Required work => Extract the listing in its entirety, keeping each line identical to the original.

═════ Entries provided

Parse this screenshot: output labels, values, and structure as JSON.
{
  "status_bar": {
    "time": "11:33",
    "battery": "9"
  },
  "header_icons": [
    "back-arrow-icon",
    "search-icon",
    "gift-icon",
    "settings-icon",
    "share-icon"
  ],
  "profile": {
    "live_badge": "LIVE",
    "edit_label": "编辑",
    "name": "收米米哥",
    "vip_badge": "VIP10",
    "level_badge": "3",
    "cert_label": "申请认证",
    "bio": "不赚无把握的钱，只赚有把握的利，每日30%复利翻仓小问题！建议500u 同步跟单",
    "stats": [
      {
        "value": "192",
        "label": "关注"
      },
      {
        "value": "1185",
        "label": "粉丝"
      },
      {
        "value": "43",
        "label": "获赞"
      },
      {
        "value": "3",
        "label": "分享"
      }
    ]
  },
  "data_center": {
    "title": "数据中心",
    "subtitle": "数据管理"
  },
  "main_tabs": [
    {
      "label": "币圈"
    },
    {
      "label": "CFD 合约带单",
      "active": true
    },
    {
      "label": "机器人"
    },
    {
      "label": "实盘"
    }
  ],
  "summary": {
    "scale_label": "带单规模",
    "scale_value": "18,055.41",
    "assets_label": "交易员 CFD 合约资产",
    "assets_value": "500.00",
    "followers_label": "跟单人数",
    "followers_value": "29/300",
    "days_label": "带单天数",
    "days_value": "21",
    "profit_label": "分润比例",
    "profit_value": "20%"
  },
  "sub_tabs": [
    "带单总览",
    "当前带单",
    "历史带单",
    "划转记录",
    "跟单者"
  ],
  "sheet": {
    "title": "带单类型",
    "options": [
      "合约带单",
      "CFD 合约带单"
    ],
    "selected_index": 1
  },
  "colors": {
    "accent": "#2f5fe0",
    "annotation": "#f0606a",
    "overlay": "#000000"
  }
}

══════════

Written response =>
Parse this screenshot: output labels, values, and structure as JSON.
{
  "status_bar": {
    "time": "11:33",
    "battery": "9"
  },
  "header_icons": [
    "back-arrow-icon",
    "search-icon",
    "gift-icon",
    "settings-icon",
    "share-icon"
  ],
  "profile": {
    "live_badge": "LIVE",
    "edit_label": "编辑",
    "name": "收米米哥",
    "vip_badge": "VIP10",
    "level_badge": "3",
    "cert_label": "申请认证",
    "bio": "不赚无把握的钱，只赚有把握的利，每日30%复利翻仓小问题！建议500u 同步跟单",
    "stats": [
      {
        "value": "192",
        "label": "关注"
      },
      {
        "value": "1185",
        "label": "粉丝"
      },
      {
        "value": "43",
        "label": "获赞"
      },
      {
        "value": "3",
        "label": "分享"
      }
    ]
  },
  "data_center": {
    "title": "数据中心",
    "subtitle": "数据管理"
  },
  "main_tabs": [
    {
      "label": "币圈"
    },
    {
      "label": "CFD 合约带单",
      "active": true
    },
    {
      "label": "机器人"
    },
    {
      "label": "实盘"
    }
  ],
  "summary": {
    "scale_label": "带单规模",
    "scale_value": "18,055.41",
    "assets_label": "交易员 CFD 合约资产",
    "assets_value": "500.00",
    "followers_label": "跟单人数",
    "followers_value": "29/300",
    "days_label": "带单天数",
    "days_value": "21",
    "profit_label": "分润比例",
    "profit_value": "20%"
  },
  "sub_tabs": [
    "带单总览",
    "当前带单",
    "历史带单",
    "划转记录",
    "跟单者"
  ],
  "sheet": {
    "title": "带单类型",
    "options": [
      "合约带单",
      "CFD 合约带单"
    ],
    "selected_index": 1
  },
  "colors": {
    "accent": "#2f5fe0",
    "annotation": "#f0606a",
    "overlay": "#000000"
  }
}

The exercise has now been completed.